TASK DETAILS
Sift the listing for lines that hold the string "count" and pull them out.

Stored items:
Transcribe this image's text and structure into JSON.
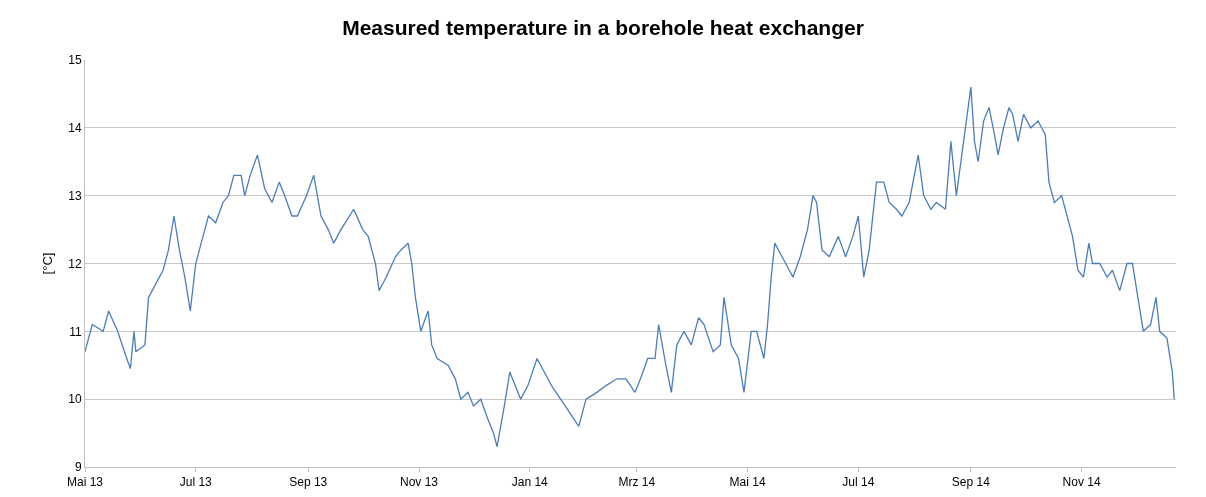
{
  "chart_data": {
    "type": "line",
    "title": "Measured temperature in a borehole heat exchanger",
    "ylabel": "[°C]",
    "x": [
      "2013-05-01",
      "2013-05-05",
      "2013-05-11",
      "2013-05-14",
      "2013-05-19",
      "2013-05-24",
      "2013-05-26",
      "2013-05-28",
      "2013-05-29",
      "2013-06-03",
      "2013-06-05",
      "2013-06-09",
      "2013-06-13",
      "2013-06-16",
      "2013-06-19",
      "2013-06-22",
      "2013-06-25",
      "2013-06-28",
      "2013-07-01",
      "2013-07-05",
      "2013-07-08",
      "2013-07-12",
      "2013-07-16",
      "2013-07-19",
      "2013-07-22",
      "2013-07-26",
      "2013-07-28",
      "2013-07-31",
      "2013-08-04",
      "2013-08-08",
      "2013-08-12",
      "2013-08-16",
      "2013-08-19",
      "2013-08-23",
      "2013-08-26",
      "2013-08-31",
      "2013-09-04",
      "2013-09-08",
      "2013-09-12",
      "2013-09-15",
      "2013-09-19",
      "2013-09-26",
      "2013-10-01",
      "2013-10-04",
      "2013-10-08",
      "2013-10-10",
      "2013-10-14",
      "2013-10-19",
      "2013-10-22",
      "2013-10-26",
      "2013-10-28",
      "2013-10-30",
      "2013-11-02",
      "2013-11-06",
      "2013-11-08",
      "2013-11-11",
      "2013-11-17",
      "2013-11-21",
      "2013-11-24",
      "2013-11-28",
      "2013-12-01",
      "2013-12-05",
      "2013-12-09",
      "2013-12-12",
      "2013-12-14",
      "2013-12-18",
      "2013-12-21",
      "2013-12-24",
      "2013-12-27",
      "2013-12-31",
      "2014-01-05",
      "2014-01-09",
      "2014-01-13",
      "2014-01-18",
      "2014-01-23",
      "2014-01-28",
      "2014-02-01",
      "2014-02-07",
      "2014-02-12",
      "2014-02-18",
      "2014-02-23",
      "2014-02-28",
      "2014-03-03",
      "2014-03-07",
      "2014-03-11",
      "2014-03-13",
      "2014-03-17",
      "2014-03-20",
      "2014-03-23",
      "2014-03-27",
      "2014-03-31",
      "2014-04-04",
      "2014-04-07",
      "2014-04-12",
      "2014-04-16",
      "2014-04-18",
      "2014-04-22",
      "2014-04-26",
      "2014-04-29",
      "2014-05-03",
      "2014-05-06",
      "2014-05-10",
      "2014-05-12",
      "2014-05-14",
      "2014-05-16",
      "2014-05-20",
      "2014-05-24",
      "2014-05-26",
      "2014-05-30",
      "2014-06-03",
      "2014-06-06",
      "2014-06-08",
      "2014-06-11",
      "2014-06-15",
      "2014-06-20",
      "2014-06-24",
      "2014-06-28",
      "2014-07-01",
      "2014-07-04",
      "2014-07-07",
      "2014-07-11",
      "2014-07-15",
      "2014-07-18",
      "2014-07-22",
      "2014-07-25",
      "2014-07-29",
      "2014-08-03",
      "2014-08-06",
      "2014-08-10",
      "2014-08-13",
      "2014-08-18",
      "2014-08-21",
      "2014-08-24",
      "2014-08-27",
      "2014-08-29",
      "2014-09-01",
      "2014-09-03",
      "2014-09-05",
      "2014-09-08",
      "2014-09-11",
      "2014-09-14",
      "2014-09-16",
      "2014-09-19",
      "2014-09-22",
      "2014-09-24",
      "2014-09-27",
      "2014-09-30",
      "2014-10-04",
      "2014-10-08",
      "2014-10-12",
      "2014-10-14",
      "2014-10-17",
      "2014-10-21",
      "2014-10-24",
      "2014-10-27",
      "2014-10-30",
      "2014-11-02",
      "2014-11-05",
      "2014-11-07",
      "2014-11-11",
      "2014-11-15",
      "2014-11-18",
      "2014-11-22",
      "2014-11-26",
      "2014-11-29",
      "2014-12-02",
      "2014-12-05",
      "2014-12-09",
      "2014-12-12",
      "2014-12-14",
      "2014-12-18",
      "2014-12-21",
      "2014-12-22"
    ],
    "series": [
      {
        "color": "#4a7ebb",
        "values": [
          10.7,
          11.1,
          11.0,
          11.3,
          11.0,
          10.6,
          10.45,
          11.0,
          10.7,
          10.8,
          11.5,
          11.7,
          11.9,
          12.2,
          12.7,
          12.2,
          11.8,
          11.3,
          12.0,
          12.4,
          12.7,
          12.6,
          12.9,
          13.0,
          13.3,
          13.3,
          13.0,
          13.3,
          13.6,
          13.1,
          12.9,
          13.2,
          13.0,
          12.7,
          12.7,
          13.0,
          13.3,
          12.7,
          12.5,
          12.3,
          12.5,
          12.8,
          12.5,
          12.4,
          12.0,
          11.6,
          11.8,
          12.1,
          12.2,
          12.3,
          12.0,
          11.5,
          11.0,
          11.3,
          10.8,
          10.6,
          10.5,
          10.3,
          10.0,
          10.1,
          9.9,
          10.0,
          9.7,
          9.5,
          9.3,
          9.9,
          10.4,
          10.2,
          10.0,
          10.2,
          10.6,
          10.4,
          10.2,
          10.0,
          9.8,
          9.6,
          10.0,
          10.1,
          10.2,
          10.3,
          10.3,
          10.1,
          10.3,
          10.6,
          10.6,
          11.1,
          10.5,
          10.1,
          10.8,
          11.0,
          10.8,
          11.2,
          11.1,
          10.7,
          10.8,
          11.5,
          10.8,
          10.6,
          10.1,
          11.0,
          11.0,
          10.6,
          11.1,
          11.8,
          12.3,
          12.1,
          11.9,
          11.8,
          12.1,
          12.5,
          13.0,
          12.9,
          12.2,
          12.1,
          12.4,
          12.1,
          12.4,
          12.7,
          11.8,
          12.2,
          13.2,
          13.2,
          12.9,
          12.8,
          12.7,
          12.9,
          13.6,
          13.0,
          12.8,
          12.9,
          12.8,
          13.8,
          13.0,
          13.6,
          14.0,
          14.6,
          13.8,
          13.5,
          14.1,
          14.3,
          13.9,
          13.6,
          14.0,
          14.3,
          14.2,
          13.8,
          14.2,
          14.0,
          14.1,
          13.9,
          13.2,
          12.9,
          13.0,
          12.7,
          12.4,
          11.9,
          11.8,
          12.3,
          12.0,
          12.0,
          11.8,
          11.9,
          11.6,
          12.0,
          12.0,
          11.5,
          11.0,
          11.1,
          11.5,
          11.0,
          10.9,
          10.4,
          10.0
        ]
      }
    ],
    "xlim": [
      "2013-05-01",
      "2014-12-23"
    ],
    "xticks": [
      {
        "value": "2013-05-01",
        "label": "Mai 13"
      },
      {
        "value": "2013-07-01",
        "label": "Jul 13"
      },
      {
        "value": "2013-09-01",
        "label": "Sep 13"
      },
      {
        "value": "2013-11-01",
        "label": "Nov 13"
      },
      {
        "value": "2014-01-01",
        "label": "Jan 14"
      },
      {
        "value": "2014-03-01",
        "label": "Mrz 14"
      },
      {
        "value": "2014-05-01",
        "label": "Mai 14"
      },
      {
        "value": "2014-07-01",
        "label": "Jul 14"
      },
      {
        "value": "2014-09-01",
        "label": "Sep 14"
      },
      {
        "value": "2014-11-01",
        "label": "Nov 14"
      }
    ],
    "ylim": [
      9,
      15
    ],
    "yticks": [
      9,
      10,
      11,
      12,
      13,
      14,
      15
    ],
    "grid": "y",
    "marker": "none",
    "line_style": "solid"
  }
}
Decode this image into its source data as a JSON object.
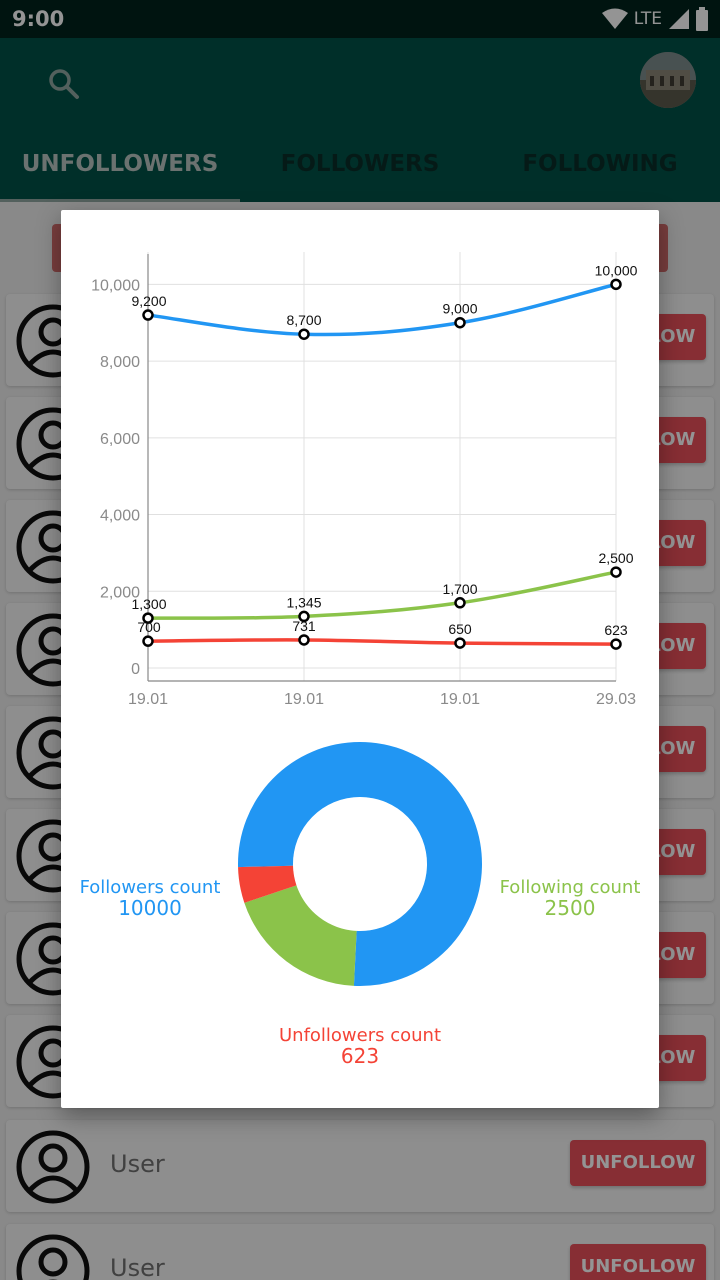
{
  "status_bar": {
    "time": "9:00",
    "network": "LTE"
  },
  "app_bar": {
    "tabs": [
      {
        "label": "UNFOLLOWERS",
        "active": true
      },
      {
        "label": "FOLLOWERS",
        "active": false
      },
      {
        "label": "FOLLOWING",
        "active": false
      }
    ]
  },
  "list": {
    "rows": [
      {
        "name": "",
        "action": "UNFOLLOW"
      },
      {
        "name": "",
        "action": "UNFOLLOW"
      },
      {
        "name": "",
        "action": "UNFOLLOW"
      },
      {
        "name": "",
        "action": "UNFOLLOW"
      },
      {
        "name": "",
        "action": "UNFOLLOW"
      },
      {
        "name": "",
        "action": "UNFOLLOW"
      },
      {
        "name": "",
        "action": "UNFOLLOW"
      },
      {
        "name": "",
        "action": "UNFOLLOW"
      },
      {
        "name": "User",
        "action": "UNFOLLOW"
      },
      {
        "name": "User",
        "action": "UNFOLLOW"
      }
    ]
  },
  "dialog": {
    "legend": {
      "followers_label": "Followers count",
      "followers_value": "10000",
      "following_label": "Following count",
      "following_value": "2500",
      "unfollowers_label": "Unfollowers count",
      "unfollowers_value": "623"
    }
  },
  "colors": {
    "followers": "#2196f3",
    "following": "#8bc34a",
    "unfollowers": "#f44336",
    "app_bar": "#005147",
    "status_bar": "#00241c"
  },
  "chart_data": [
    {
      "type": "line",
      "x": [
        "19.01",
        "19.01",
        "19.01",
        "29.03"
      ],
      "ylim": [
        0,
        11000
      ],
      "yticks": [
        "0",
        "2,000",
        "4,000",
        "6,000",
        "8,000",
        "10,000"
      ],
      "grid": true,
      "series": [
        {
          "values": [
            9200,
            8700,
            9000,
            10000
          ],
          "labels": [
            "9,200",
            "8,700",
            "9,000",
            "10,000"
          ],
          "color": "#2196f3"
        },
        {
          "values": [
            1300,
            1345,
            1700,
            2500
          ],
          "labels": [
            "1,300",
            "1,345",
            "1,700",
            "2,500"
          ],
          "color": "#8bc34a"
        },
        {
          "values": [
            700,
            731,
            650,
            623
          ],
          "labels": [
            "700",
            "731",
            "650",
            "623"
          ],
          "color": "#f44336"
        }
      ]
    },
    {
      "type": "pie",
      "donut": true,
      "series": [
        {
          "name": "Followers count",
          "value": 10000,
          "color": "#2196f3"
        },
        {
          "name": "Following count",
          "value": 2500,
          "color": "#8bc34a"
        },
        {
          "name": "Unfollowers count",
          "value": 623,
          "color": "#f44336"
        }
      ]
    }
  ]
}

RESULT
      "followers_label": "Followers count",
      "following_label": "Following count",
      "unfollowers_label": "Unfollowers count",
          "name": "Followers count",
          "name": "Following count",
          "name": "Unfollowers count",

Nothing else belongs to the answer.